__Supplied text__:

2. THE LD CIT(A) ERRED IN NOT ALLOWING THE CLAIM OF THE APPELLANT THAT THE INCOME EARNED BY THE APPELLANT ON SALE OF LAND WAS CAPITAL GAIN.
3. THE LD CIT(A) ERRED IN NOT ALLOWING SET OFF OF LONG TERM CAPITAL LOSS OF RS. I8,77,377- FOR THE ASSESSMENT YEAR 2006-07 AGAINST THE LONG TERM CAPITAL GAIN FOR THE ASSESSMENT YEAR 2007-08.
4. THE LD CIT(A) ERRED AND DISALLOWED THE CLAIM OF THE APPELLANT WITHOUT GOING TO THE FACTS OF THE CASE AND RELEVANT CASE LAWS SUBMITTED AT THE TIME OF HEARING.

__What you have to do__:
Rewrite the ground in the appeal grounds that begins "THE LD CIT(A) ERRED AND DISALLOWED" more briefly, keeping its main facts. Use only the appeal grounds to complete this work.

__Dataset section__:
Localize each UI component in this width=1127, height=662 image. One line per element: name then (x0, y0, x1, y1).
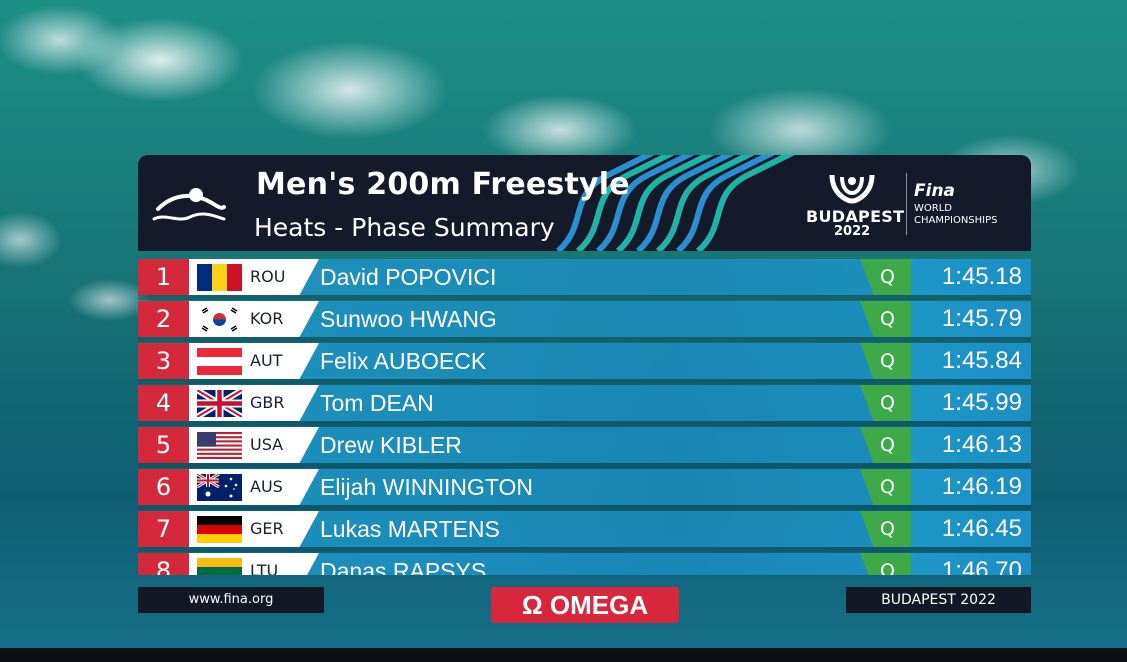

__Solution__:
The Ld CIT(A) wrongly disallowed the appellant's claim without considering the facts of the case or the case laws submitted at the hearing.